THINGS TO DO>
[a] Summarize the forum thread in three sentences.
[b] Copy out the records from their first line through the line containing "step-description: When you", including both ends.

Found this part of your quote to be quite telling.

If there was something that MY WIFE (not my Gf) wanted me to do to "simply please her", I'd do it. I'm not just talking about just sex here either. 

Guess I am mistaken because I thought that was part of what marriage was about

Edited to add that I would also be offended if she was unwilling to do things with me that she did with others unless she had a darn good reason (like a note from her Dr!)


----------



## sandc (Dec 15, 2011)

I would bother me. She would have to have a very good reason not to. "I just don't want to anymore." Is not a good reason. I do a lot of things I don't want to; out of love for my family.


----------



## Nsweet (Mar 3, 2012)

This is one thing that bugs me about guys. I mean, talk about being glutton for punishment. If you feel you have to know EVERYTHING about a woman's past sex life, you better be prepared to get your heart broken with the honest truth. 

I mean I know guys who aren't happy digging for answers until they know exactly when and where, times, names, what was done, sexual positions, and how big the their penises were. And when they find that out they they mope around because they can't compete..... As if it were a competition 

Unless you're marrying a complete virgin you can pretty much bet on her going through an experimental phase with men and/or women. She may have enjoyed some of the sexual things she did and she may not have. There may be some things she may have done with another man and/or woman, during her experimental days, that she's not likely to do with you. 

You have to take accountability for the risk factor involved here and realize that there are some things a wife will not do in marriage because those things may jeopardize the relationship. Things like threesomes and orgies that will shake your relationship's stability. And things like anal sex which take a high level of comfort and trust for her to do that she may have had a terrible painful experience with. 

There's a reason your wife is married you and still with you to this day. Now you can whine and b!tch and cry about the sex you're not getting that she gave to an ex, possibly ruining your relationship with her in the process, or you can be happy with what you do have and that is a wife who loves you and trusts you enough to tell you about her past. Don't make a big deal out of this. Part of being in a healthy relationship is not looking for stupid things to complain about.


----------



## debbysteelefen (May 12, 2013)

I might have an answer to that,

Been married 20+ years, but have an agreement with my husband where I date other men, not exacly an open marriage.

But between one guy and another, I do sometimes want to do things with one guy but have no interest in others, its little things that make me feel that way but its not past experiences, its other factors beyond my control


----------



## Shaggy (Jul 17, 2011)

debbysteelefen said:


> I might have an answer to that,
> 
> Been married 20+ years, but have an agreement with my husband where I date other men, not exacly an open marriage.
> 
> But between one guy and another, I do sometimes want to do things with one guy but have no interest in others, its little things that make me feel that way but its not past experiences, its other factors beyond my control


This saddens me.


----------



## Shaggy (Jul 17, 2011)

Bottom line, many women seen to think its fine to put 110% effort into bad boy losers, but once they find a guy who will treat them well and be loyal, they drop it down to the bare minimum, while the sisterhood cheers them on with you-go-girl and cries of don't let your man control you.

I'm starting to think that if you want long term good sex, single is the place to be.


----------



## Therealbrighteyes (Feb 11, 2010)

I've done things in my past that were due to me being at the lowest point of my life. I will not return to that as the memories are too painful and a reminder of how far I allowed myself to be treated.

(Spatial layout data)
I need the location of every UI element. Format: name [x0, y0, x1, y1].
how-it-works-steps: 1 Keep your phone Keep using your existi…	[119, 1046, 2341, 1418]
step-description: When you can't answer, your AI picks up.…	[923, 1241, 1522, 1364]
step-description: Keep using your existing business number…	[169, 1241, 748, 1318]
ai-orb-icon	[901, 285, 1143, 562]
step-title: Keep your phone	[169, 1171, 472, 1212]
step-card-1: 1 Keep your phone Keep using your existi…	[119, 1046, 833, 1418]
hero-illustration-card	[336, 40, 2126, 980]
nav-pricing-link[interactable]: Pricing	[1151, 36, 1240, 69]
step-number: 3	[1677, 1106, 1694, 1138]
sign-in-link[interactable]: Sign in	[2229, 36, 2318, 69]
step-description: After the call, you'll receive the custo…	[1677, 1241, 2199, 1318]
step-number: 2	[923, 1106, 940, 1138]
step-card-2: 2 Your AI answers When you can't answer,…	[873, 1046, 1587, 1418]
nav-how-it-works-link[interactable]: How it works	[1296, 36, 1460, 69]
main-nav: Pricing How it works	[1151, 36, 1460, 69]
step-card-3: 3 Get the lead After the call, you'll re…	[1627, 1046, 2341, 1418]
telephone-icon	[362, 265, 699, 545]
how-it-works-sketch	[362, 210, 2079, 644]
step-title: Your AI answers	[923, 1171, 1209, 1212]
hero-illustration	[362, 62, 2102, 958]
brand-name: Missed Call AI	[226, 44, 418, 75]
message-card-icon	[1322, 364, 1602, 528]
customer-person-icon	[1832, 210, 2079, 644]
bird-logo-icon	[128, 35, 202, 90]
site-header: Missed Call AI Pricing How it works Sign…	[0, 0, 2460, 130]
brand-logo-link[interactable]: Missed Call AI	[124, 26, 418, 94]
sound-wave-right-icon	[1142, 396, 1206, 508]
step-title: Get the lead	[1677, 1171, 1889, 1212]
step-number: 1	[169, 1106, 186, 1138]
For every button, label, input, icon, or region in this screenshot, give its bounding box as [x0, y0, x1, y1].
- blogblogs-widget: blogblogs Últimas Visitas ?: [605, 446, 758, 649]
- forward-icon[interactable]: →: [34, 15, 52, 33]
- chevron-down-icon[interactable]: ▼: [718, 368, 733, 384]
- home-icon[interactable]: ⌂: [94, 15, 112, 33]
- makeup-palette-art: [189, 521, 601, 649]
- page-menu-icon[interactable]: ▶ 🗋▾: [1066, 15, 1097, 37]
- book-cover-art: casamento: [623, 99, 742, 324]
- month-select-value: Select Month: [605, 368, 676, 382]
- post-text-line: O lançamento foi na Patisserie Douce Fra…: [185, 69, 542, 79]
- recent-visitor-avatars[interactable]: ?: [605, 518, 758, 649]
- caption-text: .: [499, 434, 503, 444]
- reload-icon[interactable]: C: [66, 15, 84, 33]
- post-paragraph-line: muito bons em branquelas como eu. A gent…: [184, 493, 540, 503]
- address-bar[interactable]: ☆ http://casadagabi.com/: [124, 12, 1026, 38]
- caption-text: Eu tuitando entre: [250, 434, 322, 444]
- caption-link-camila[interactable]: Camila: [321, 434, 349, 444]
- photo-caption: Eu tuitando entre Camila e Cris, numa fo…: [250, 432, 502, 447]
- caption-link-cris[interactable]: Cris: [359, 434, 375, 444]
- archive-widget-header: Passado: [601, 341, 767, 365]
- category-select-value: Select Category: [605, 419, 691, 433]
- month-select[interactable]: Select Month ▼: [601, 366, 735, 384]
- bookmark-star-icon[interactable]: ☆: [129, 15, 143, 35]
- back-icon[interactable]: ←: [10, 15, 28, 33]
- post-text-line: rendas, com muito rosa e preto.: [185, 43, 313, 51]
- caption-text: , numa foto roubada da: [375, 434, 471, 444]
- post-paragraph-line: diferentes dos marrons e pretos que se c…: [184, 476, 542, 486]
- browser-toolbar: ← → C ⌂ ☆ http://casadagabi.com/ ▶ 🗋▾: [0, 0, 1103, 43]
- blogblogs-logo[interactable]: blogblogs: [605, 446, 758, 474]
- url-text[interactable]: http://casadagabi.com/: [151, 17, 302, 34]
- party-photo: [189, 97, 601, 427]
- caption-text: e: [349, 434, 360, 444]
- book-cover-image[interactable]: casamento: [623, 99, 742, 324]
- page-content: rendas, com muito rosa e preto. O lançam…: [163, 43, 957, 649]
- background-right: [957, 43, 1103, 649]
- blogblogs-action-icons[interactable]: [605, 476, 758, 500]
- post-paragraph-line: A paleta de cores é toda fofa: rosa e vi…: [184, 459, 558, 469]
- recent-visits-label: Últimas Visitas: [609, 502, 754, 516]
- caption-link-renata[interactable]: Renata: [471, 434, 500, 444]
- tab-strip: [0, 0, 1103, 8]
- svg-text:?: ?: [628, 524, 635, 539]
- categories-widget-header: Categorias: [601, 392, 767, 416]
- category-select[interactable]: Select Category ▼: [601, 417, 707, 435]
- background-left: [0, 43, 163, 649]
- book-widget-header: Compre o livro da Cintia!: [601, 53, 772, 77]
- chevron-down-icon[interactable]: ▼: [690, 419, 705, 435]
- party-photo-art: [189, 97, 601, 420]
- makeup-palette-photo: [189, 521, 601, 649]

COMPLETED EXERCISE>
[a] Several posters say they would be bothered or offended if a wife refused to do things with them that she had done with others, unless she had a very good reason. One poster counters that men who dig into a woman's past should expect painful answers, that a wife may avoid some acts because they could jeopardize the relationship, and that a husband should be happy with a wife who loves and trusts him. Others add that wanting certain things with one partner but not another can depend on factors beyond one's control, and that some past acts are not repeated because the memories are too painful.

[b]
I need the location of every UI element. Format: name [x0, y0, x1, y1].
how-it-works-steps: 1 Keep your phone Keep using your existi…	[119, 1046, 2341, 1418]
step-description: When you can't answer, your AI picks up.…	[923, 1241, 1522, 1364]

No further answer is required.